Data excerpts

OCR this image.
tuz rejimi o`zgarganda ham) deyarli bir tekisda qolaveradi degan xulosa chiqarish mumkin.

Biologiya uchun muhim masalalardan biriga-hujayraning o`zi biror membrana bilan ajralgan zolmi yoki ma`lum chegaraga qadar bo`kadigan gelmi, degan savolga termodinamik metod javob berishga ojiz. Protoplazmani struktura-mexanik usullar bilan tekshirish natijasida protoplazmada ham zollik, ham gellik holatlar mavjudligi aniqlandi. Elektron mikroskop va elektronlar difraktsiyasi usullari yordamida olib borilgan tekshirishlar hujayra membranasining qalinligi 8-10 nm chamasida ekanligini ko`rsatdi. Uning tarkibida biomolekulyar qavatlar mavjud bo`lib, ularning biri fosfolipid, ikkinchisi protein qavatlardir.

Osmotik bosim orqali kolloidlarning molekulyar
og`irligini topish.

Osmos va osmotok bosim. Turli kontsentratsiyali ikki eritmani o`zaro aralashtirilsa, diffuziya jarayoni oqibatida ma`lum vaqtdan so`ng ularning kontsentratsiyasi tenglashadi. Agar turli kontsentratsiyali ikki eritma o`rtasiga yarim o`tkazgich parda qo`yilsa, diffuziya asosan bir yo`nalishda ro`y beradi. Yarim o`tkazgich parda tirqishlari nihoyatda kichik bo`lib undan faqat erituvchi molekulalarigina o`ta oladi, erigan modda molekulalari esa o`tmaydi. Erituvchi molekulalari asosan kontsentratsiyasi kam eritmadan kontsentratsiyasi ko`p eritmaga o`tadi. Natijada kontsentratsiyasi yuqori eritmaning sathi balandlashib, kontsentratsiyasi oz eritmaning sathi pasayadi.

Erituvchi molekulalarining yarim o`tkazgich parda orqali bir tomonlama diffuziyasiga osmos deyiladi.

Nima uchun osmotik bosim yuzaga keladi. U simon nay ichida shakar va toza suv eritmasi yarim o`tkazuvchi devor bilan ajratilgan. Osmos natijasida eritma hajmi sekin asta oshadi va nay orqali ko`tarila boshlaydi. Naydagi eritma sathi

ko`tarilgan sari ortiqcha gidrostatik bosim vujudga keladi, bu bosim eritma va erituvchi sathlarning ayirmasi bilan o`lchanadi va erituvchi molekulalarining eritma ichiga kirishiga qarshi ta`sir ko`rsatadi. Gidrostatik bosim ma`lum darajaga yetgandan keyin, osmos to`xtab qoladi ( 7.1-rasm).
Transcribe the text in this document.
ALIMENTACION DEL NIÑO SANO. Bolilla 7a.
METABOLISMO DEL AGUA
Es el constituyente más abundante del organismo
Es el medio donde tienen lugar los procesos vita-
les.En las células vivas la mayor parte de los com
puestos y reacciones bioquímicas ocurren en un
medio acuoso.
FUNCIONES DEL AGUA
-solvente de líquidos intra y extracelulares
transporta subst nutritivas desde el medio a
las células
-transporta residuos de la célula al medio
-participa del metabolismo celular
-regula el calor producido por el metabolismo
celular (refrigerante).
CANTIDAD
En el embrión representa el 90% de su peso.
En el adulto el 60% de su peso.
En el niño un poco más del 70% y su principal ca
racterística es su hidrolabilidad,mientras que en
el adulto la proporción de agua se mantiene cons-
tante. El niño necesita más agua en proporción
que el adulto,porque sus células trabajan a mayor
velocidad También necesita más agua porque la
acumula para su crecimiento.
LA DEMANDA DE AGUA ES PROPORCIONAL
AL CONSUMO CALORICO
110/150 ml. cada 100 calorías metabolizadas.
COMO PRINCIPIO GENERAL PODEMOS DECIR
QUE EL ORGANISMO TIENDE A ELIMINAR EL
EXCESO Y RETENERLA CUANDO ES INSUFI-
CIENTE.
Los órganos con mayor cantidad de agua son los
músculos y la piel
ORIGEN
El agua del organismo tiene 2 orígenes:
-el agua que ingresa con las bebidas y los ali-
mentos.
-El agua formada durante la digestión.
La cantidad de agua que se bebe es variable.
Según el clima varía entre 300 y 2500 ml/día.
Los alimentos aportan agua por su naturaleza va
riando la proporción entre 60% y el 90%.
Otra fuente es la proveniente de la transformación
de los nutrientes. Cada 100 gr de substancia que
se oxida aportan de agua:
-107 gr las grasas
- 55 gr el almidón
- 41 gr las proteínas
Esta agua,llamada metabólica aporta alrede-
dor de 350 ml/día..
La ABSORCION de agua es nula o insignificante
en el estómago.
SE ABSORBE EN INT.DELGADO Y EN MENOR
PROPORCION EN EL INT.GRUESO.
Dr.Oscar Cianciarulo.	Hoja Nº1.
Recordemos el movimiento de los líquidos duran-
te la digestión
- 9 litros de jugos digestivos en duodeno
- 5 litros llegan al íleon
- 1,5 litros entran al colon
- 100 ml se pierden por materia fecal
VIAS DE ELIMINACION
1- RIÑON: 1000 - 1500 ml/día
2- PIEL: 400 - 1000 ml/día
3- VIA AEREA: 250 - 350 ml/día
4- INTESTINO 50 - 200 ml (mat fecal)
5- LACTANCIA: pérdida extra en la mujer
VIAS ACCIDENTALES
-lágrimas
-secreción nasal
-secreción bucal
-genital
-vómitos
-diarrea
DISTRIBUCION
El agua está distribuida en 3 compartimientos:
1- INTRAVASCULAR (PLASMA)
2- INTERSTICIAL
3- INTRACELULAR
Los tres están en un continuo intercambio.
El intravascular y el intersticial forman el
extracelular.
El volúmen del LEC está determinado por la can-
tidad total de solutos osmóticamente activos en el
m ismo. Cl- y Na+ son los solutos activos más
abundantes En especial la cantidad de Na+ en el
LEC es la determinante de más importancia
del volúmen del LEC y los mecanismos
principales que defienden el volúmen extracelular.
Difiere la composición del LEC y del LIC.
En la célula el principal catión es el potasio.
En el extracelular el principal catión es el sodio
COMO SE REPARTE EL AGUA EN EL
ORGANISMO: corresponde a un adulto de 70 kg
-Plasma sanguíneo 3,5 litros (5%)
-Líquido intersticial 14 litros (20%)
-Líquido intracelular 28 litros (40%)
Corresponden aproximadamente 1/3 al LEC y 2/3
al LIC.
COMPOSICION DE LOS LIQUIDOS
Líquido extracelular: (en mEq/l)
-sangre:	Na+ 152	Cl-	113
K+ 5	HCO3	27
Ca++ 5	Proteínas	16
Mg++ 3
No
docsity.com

● **What the exercise asks**:
Where a line of the data includes the string "orqali", list that line.

● **Task result**:
Osmotik bosim orqali kolloidlarning molekulyar
Erituvchi molekulalarining yarim o`tkazgich parda orqali bir tomonlama diffuziyasiga osmos deyiladi.
Nima uchun osmotik bosim yuzaga keladi. U simon nay ichida shakar va toza suv eritmasi yarim o`tkazuvchi devor bilan ajratilgan. Osmos natijasida eritma hajmi sekin asta oshadi va nay orqali ko`tarila boshlaydi. Naydagi eritma sathi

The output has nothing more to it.